▶ **Requirements**
Copy out all of the data exactly as it appears.

[Figure record extracts]
····················

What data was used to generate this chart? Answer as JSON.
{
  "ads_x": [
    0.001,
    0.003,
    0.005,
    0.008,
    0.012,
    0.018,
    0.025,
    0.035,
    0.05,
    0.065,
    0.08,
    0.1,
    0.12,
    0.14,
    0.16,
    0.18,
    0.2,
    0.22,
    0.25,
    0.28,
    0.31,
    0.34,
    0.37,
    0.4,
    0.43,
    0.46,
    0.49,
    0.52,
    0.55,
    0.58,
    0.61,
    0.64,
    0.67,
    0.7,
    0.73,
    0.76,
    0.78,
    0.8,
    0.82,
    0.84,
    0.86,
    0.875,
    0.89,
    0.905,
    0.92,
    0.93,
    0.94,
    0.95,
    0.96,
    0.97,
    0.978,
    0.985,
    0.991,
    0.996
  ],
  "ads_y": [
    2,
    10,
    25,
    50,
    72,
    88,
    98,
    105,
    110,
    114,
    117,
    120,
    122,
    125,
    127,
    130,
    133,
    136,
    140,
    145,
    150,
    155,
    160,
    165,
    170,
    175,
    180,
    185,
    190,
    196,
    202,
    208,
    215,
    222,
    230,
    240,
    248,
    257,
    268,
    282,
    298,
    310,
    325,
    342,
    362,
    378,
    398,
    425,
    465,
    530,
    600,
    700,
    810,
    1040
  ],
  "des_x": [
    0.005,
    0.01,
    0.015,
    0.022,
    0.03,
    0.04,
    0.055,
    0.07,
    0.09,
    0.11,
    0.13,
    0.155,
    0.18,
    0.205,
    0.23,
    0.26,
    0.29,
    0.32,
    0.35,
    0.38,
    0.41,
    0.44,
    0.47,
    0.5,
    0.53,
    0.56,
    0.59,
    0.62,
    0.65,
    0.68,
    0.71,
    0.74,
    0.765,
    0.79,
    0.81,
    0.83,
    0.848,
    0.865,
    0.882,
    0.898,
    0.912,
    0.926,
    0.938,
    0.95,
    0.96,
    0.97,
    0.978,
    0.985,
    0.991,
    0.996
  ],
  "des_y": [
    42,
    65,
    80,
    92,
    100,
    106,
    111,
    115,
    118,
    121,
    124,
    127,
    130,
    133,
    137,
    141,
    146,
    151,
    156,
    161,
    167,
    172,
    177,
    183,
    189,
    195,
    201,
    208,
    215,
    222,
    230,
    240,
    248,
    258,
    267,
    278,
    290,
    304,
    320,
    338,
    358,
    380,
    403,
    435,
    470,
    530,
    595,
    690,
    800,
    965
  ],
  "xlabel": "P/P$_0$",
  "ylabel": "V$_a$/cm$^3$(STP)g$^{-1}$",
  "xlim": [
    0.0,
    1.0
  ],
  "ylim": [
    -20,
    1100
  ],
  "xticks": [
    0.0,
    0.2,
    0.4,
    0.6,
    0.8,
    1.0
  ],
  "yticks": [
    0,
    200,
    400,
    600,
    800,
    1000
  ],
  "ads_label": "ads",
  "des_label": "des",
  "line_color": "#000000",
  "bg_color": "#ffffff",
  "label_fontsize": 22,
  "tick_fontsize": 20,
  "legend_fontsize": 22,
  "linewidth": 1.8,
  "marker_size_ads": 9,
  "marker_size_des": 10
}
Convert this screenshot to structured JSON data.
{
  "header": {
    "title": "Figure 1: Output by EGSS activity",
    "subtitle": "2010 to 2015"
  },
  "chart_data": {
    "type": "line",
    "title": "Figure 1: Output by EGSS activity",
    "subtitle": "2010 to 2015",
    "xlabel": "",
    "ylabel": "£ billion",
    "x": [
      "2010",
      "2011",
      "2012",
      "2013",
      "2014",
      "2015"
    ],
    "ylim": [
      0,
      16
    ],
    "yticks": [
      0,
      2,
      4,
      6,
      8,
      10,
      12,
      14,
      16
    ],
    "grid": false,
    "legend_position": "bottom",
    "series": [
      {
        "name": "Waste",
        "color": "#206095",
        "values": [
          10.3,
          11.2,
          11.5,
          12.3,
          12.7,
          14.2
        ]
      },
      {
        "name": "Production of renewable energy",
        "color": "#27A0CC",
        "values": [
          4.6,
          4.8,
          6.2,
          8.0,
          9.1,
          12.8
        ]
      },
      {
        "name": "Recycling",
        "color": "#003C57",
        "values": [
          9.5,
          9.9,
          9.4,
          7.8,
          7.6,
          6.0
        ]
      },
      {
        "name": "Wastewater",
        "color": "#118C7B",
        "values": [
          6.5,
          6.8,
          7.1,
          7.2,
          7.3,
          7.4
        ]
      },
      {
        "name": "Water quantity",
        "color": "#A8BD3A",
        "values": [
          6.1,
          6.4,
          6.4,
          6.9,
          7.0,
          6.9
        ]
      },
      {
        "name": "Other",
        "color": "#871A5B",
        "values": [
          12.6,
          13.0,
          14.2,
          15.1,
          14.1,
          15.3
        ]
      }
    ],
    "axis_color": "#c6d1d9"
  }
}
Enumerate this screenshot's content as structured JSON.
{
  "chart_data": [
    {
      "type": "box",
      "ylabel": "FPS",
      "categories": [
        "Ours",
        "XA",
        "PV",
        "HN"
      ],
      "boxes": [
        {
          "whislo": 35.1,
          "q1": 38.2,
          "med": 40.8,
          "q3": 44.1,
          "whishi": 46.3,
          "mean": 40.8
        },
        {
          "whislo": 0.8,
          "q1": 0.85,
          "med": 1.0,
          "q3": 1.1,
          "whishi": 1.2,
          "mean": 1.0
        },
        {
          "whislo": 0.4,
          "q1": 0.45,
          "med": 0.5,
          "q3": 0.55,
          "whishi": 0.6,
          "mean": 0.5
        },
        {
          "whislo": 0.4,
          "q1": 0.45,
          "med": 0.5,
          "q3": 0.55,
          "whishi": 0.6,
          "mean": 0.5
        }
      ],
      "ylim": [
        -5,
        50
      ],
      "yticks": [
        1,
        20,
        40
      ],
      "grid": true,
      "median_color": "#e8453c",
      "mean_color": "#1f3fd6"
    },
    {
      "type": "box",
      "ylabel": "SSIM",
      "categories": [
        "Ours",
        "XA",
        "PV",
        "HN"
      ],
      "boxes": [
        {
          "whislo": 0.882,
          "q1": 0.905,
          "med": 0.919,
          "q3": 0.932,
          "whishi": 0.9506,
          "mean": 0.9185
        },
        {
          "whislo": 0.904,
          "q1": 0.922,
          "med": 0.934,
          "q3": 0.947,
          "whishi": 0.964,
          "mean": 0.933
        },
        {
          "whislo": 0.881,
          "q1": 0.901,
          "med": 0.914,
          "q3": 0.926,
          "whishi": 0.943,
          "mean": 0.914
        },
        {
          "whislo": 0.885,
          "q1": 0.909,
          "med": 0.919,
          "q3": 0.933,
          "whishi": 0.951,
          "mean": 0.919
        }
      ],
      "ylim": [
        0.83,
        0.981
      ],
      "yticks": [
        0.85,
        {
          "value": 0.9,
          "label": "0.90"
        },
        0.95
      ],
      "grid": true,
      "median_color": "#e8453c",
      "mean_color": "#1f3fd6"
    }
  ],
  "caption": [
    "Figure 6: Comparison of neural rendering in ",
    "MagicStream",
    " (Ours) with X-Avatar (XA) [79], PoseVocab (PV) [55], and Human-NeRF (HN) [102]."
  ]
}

····················

▶ **Result for this task**
What data was used to generate this chart? Answer as JSON.
{
  "ads_x": [
    0.001,
    0.003,
    0.005,
    0.008,
    0.012,
    0.018,
    0.025,
    0.035,
    0.05,
    0.065,
    0.08,
    0.1,
    0.12,
    0.14,
    0.16,
    0.18,
    0.2,
    0.22,
    0.25,
    0.28,
    0.31,
    0.34,
    0.37,
    0.4,
    0.43,
    0.46,
    0.49,
    0.52,
    0.55,
    0.58,
    0.61,
    0.64,
    0.67,
    0.7,
    0.73,
    0.76,
    0.78,
    0.8,
    0.82,
    0.84,
    0.86,
    0.875,
    0.89,
    0.905,
    0.92,
    0.93,
    0.94,
    0.95,
    0.96,
    0.97,
    0.978,
    0.985,
    0.991,
    0.996
  ],
  "ads_y": [
    2,
    10,
    25,
    50,
    72,
    88,
    98,
    105,
    110,
    114,
    117,
    120,
    122,
    125,
    127,
    130,
    133,
    136,
    140,
    145,
    150,
    155,
    160,
    165,
    170,
    175,
    180,
    185,
    190,
    196,
    202,
    208,
    215,
    222,
    230,
    240,
    248,
    257,
    268,
    282,
    298,
    310,
    325,
    342,
    362,
    378,
    398,
    425,
    465,
    530,
    600,
    700,
    810,
    1040
  ],
  "des_x": [
    0.005,
    0.01,
    0.015,
    0.022,
    0.03,
    0.04,
    0.055,
    0.07,
    0.09,
    0.11,
    0.13,
    0.155,
    0.18,
    0.205,
    0.23,
    0.26,
    0.29,
    0.32,
    0.35,
    0.38,
    0.41,
    0.44,
    0.47,
    0.5,
    0.53,
    0.56,
    0.59,
    0.62,
    0.65,
    0.68,
    0.71,
    0.74,
    0.765,
    0.79,
    0.81,
    0.83,
    0.848,
    0.865,
    0.882,
    0.898,
    0.912,
    0.926,
    0.938,
    0.95,
    0.96,
    0.97,
    0.978,
    0.985,
    0.991,
    0.996
  ],
  "des_y": [
    42,
    65,
    80,
    92,
    100,
    106,
    111,
    115,
    118,
    121,
    124,
    127,
    130,
    133,
    137,
    141,
    146,
    151,
    156,
    161,
    167,
    172,
    177,
    183,
    189,
    195,
    201,
    208,
    215,
    222,
    230,
    240,
    248,
    258,
    267,
    278,
    290,
    304,
    320,
    338,
    358,
    380,
    403,
    435,
    470,
    530,
    595,
    690,
    800,
    965
  ],
  "xlabel": "P/P$_0$",
  "ylabel": "V$_a$/cm$^3$(STP)g$^{-1}$",
  "xlim": [
    0.0,
    1.0
  ],
  "ylim": [
    -20,
    1100
  ],
  "xticks": [
    0.0,
    0.2,
    0.4,
    0.6,
    0.8,
    1.0
  ],
  "yticks": [
    0,
    200,
    400,
    600,
    800,
    1000
  ],
  "ads_label": "ads",
  "des_label": "des",
  "line_color": "#000000",
  "bg_color": "#ffffff",
  "label_fontsize": 22,
  "tick_fontsize": 20,
  "legend_fontsize": 22,
  "linewidth": 1.8,
  "marker_size_ads": 9,
  "marker_size_des": 10
}
Convert this screenshot to structured JSON data.
{
  "header": {
    "title": "Figure 1: Output by EGSS activity",
    "subtitle": "2010 to 2015"
  },
  "chart_data": {
    "type": "line",
    "title": "Figure 1: Output by EGSS activity",
    "subtitle": "2010 to 2015",
    "xlabel": "",
    "ylabel": "£ billion",
    "x": [
      "2010",
      "2011",
      "2012",
      "2013",
      "2014",
      "2015"
    ],
    "ylim": [
      0,
      16
    ],
    "yticks": [
      0,
      2,
      4,
      6,
      8,
      10,
      12,
      14,
      16
    ],
    "grid": false,
    "legend_position": "bottom",
    "series": [
      {
        "name": "Waste",
        "color": "#206095",
        "values": [
          10.3,
          11.2,
          11.5,
          12.3,
          12.7,
          14.2
        ]
      },
      {
        "name": "Production of renewable energy",
        "color": "#27A0CC",
        "values": [
          4.6,
          4.8,
          6.2,
          8.0,
          9.1,
          12.8
        ]
      },
      {
        "name": "Recycling",
        "color": "#003C57",
        "values": [
          9.5,
          9.9,
          9.4,
          7.8,
          7.6,
          6.0
        ]
      },
      {
        "name": "Wastewater",
        "color": "#118C7B",
        "values": [
          6.5,
          6.8,
          7.1,
          7.2,
          7.3,
          7.4
        ]
      },
      {
        "name": "Water quantity",
        "color": "#A8BD3A",
        "values": [
          6.1,
          6.4,
          6.4,
          6.9,
          7.0,
          6.9
        ]
      },
      {
        "name": "Other",
        "color": "#871A5B",
        "values": [
          12.6,
          13.0,
          14.2,
          15.1,
          14.1,
          15.3
        ]
      }
    ],
    "axis_color": "#c6d1d9"
  }
}
Enumerate this screenshot's content as structured JSON.
{
  "chart_data": [
    {
      "type": "box",
      "ylabel": "FPS",
      "categories": [
        "Ours",
        "XA",
        "PV",
        "HN"
      ],
      "boxes": [
        {
          "whislo": 35.1,
          "q1": 38.2,
          "med": 40.8,
          "q3": 44.1,
          "whishi": 46.3,
          "mean": 40.8
        },
        {
          "whislo": 0.8,
          "q1": 0.85,
          "med": 1.0,
          "q3": 1.1,
          "whishi": 1.2,
          "mean": 1.0
        },
        {
          "whislo": 0.4,
          "q1": 0.45,
          "med": 0.5,
          "q3": 0.55,
          "whishi": 0.6,
          "mean": 0.5
        },
        {
          "whislo": 0.4,
          "q1": 0.45,
          "med": 0.5,
          "q3": 0.55,
          "whishi": 0.6,
          "mean": 0.5
        }
      ],
      "ylim": [
        -5,
        50
      ],
      "yticks": [
        1,
        20,
        40
      ],
      "grid": true,
      "median_color": "#e8453c",
      "mean_color": "#1f3fd6"
    },
    {
      "type": "box",
      "ylabel": "SSIM",
      "categories": [
        "Ours",
        "XA",
        "PV",
        "HN"
      ],
      "boxes": [
        {
          "whislo": 0.882,
          "q1": 0.905,
          "med": 0.919,
          "q3": 0.932,
          "whishi": 0.9506,
          "mean": 0.9185
        },
        {
          "whislo": 0.904,
          "q1": 0.922,
          "med": 0.934,
          "q3": 0.947,
          "whishi": 0.964,
          "mean": 0.933
        },
        {
          "whislo": 0.881,
          "q1": 0.901,
          "med": 0.914,
          "q3": 0.926,
          "whishi": 0.943,
          "mean": 0.914
        },
        {
          "whislo": 0.885,
          "q1": 0.909,
          "med": 0.919,
          "q3": 0.933,
          "whishi": 0.951,
          "mean": 0.919
        }
      ],
      "ylim": [
        0.83,
        0.981
      ],
      "yticks": [
        0.85,
        {
          "value": 0.9,
          "label": "0.90"
        },
        0.95
      ],
      "grid": true,
      "median_color": "#e8453c",
      "mean_color": "#1f3fd6"
    }
  ],
  "caption": [
    "Figure 6: Comparison of neural rendering in ",
    "MagicStream",
    " (Ours) with X-Avatar (XA) [79], PoseVocab (PV) [55], and Human-NeRF (HN) [102]."
  ]
}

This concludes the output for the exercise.